- _WHAT IS EXPECTED_
Transcribe the whole listing without a single picture.

========================================================================

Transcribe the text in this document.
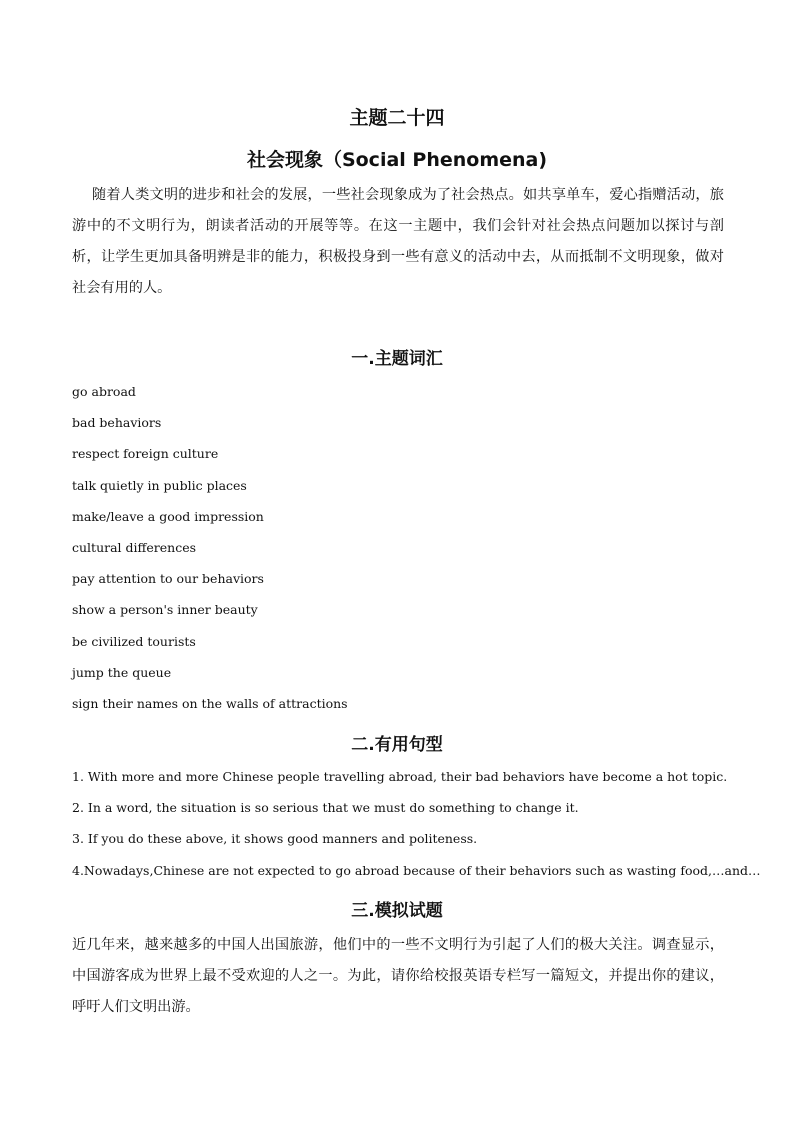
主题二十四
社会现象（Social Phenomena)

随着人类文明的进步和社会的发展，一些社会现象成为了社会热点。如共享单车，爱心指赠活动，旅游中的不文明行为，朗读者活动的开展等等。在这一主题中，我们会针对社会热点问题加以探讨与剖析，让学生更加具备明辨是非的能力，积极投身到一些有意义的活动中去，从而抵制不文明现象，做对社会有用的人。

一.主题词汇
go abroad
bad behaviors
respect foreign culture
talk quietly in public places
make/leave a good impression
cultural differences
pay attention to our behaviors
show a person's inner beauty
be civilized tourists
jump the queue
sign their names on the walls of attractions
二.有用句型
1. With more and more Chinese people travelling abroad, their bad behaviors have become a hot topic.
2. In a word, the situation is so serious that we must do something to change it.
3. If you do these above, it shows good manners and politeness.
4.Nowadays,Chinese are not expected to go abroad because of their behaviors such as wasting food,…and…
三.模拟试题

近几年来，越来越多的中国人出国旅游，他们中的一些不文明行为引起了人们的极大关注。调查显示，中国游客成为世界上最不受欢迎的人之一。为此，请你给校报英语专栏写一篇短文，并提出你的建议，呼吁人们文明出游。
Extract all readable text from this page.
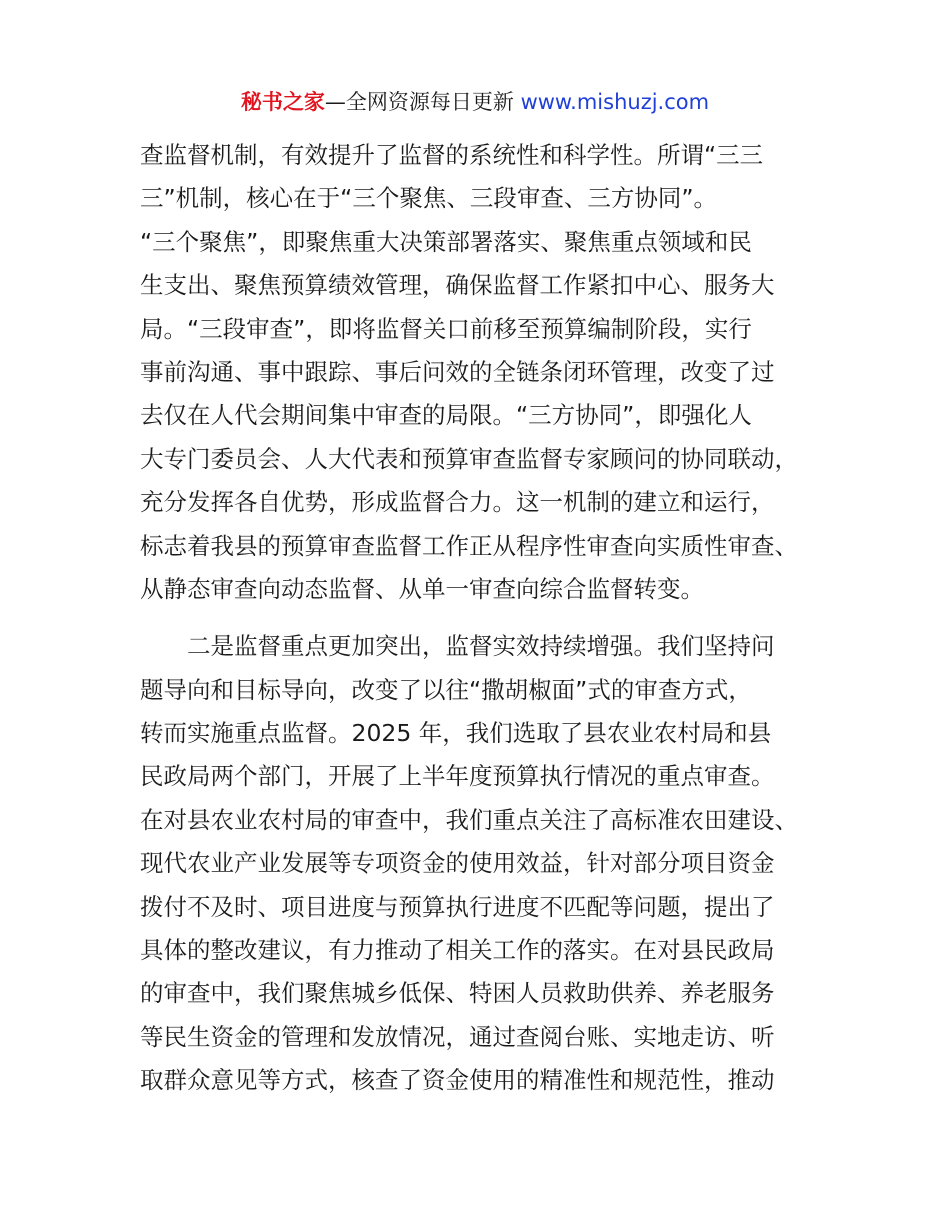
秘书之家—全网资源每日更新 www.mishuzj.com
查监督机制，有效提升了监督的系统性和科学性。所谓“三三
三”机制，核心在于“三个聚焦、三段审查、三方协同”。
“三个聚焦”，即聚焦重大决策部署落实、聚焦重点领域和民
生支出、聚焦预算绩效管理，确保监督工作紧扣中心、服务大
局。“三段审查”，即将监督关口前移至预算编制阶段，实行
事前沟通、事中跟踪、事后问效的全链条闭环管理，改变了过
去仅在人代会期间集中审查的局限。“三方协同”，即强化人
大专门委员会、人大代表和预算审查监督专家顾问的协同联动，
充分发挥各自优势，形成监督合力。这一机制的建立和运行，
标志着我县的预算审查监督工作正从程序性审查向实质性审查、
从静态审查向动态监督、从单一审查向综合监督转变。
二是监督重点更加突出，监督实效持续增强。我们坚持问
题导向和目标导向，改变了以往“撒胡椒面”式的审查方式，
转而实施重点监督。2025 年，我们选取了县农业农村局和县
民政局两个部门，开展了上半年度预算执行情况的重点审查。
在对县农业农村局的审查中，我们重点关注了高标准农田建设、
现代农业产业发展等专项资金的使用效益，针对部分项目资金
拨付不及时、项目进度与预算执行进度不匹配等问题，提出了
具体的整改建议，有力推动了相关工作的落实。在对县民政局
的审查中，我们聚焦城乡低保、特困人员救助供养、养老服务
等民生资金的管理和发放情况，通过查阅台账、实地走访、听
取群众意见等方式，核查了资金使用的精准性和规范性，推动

========================================================================

- _WORKED SOLUTION_
Transcribe the text in this document.
主题二十四
社会现象（Social Phenomena)

随着人类文明的进步和社会的发展，一些社会现象成为了社会热点。如共享单车，爱心指赠活动，旅游中的不文明行为，朗读者活动的开展等等。在这一主题中，我们会针对社会热点问题加以探讨与剖析，让学生更加具备明辨是非的能力，积极投身到一些有意义的活动中去，从而抵制不文明现象，做对社会有用的人。

一.主题词汇
go abroad
bad behaviors
respect foreign culture
talk quietly in public places
make/leave a good impression
cultural differences
pay attention to our behaviors
show a person's inner beauty
be civilized tourists
jump the queue
sign their names on the walls of attractions
二.有用句型
1. With more and more Chinese people travelling abroad, their bad behaviors have become a hot topic.
2. In a word, the situation is so serious that we must do something to change it.
3. If you do these above, it shows good manners and politeness.
4.Nowadays,Chinese are not expected to go abroad because of their behaviors such as wasting food,…and…
三.模拟试题

近几年来，越来越多的中国人出国旅游，他们中的一些不文明行为引起了人们的极大关注。调查显示，中国游客成为世界上最不受欢迎的人之一。为此，请你给校报英语专栏写一篇短文，并提出你的建议，呼吁人们文明出游。
Extract all readable text from this page.
秘书之家—全网资源每日更新 www.mishuzj.com
查监督机制，有效提升了监督的系统性和科学性。所谓“三三
三”机制，核心在于“三个聚焦、三段审查、三方协同”。
“三个聚焦”，即聚焦重大决策部署落实、聚焦重点领域和民
生支出、聚焦预算绩效管理，确保监督工作紧扣中心、服务大
局。“三段审查”，即将监督关口前移至预算编制阶段，实行
事前沟通、事中跟踪、事后问效的全链条闭环管理，改变了过
去仅在人代会期间集中审查的局限。“三方协同”，即强化人
大专门委员会、人大代表和预算审查监督专家顾问的协同联动，
充分发挥各自优势，形成监督合力。这一机制的建立和运行，
标志着我县的预算审查监督工作正从程序性审查向实质性审查、
从静态审查向动态监督、从单一审查向综合监督转变。
二是监督重点更加突出，监督实效持续增强。我们坚持问
题导向和目标导向，改变了以往“撒胡椒面”式的审查方式，
转而实施重点监督。2025 年，我们选取了县农业农村局和县
民政局两个部门，开展了上半年度预算执行情况的重点审查。
在对县农业农村局的审查中，我们重点关注了高标准农田建设、
现代农业产业发展等专项资金的使用效益，针对部分项目资金
拨付不及时、项目进度与预算执行进度不匹配等问题，提出了
具体的整改建议，有力推动了相关工作的落实。在对县民政局
的审查中，我们聚焦城乡低保、特困人员救助供养、养老服务
等民生资金的管理和发放情况，通过查阅台账、实地走访、听
取群众意见等方式，核查了资金使用的精准性和规范性，推动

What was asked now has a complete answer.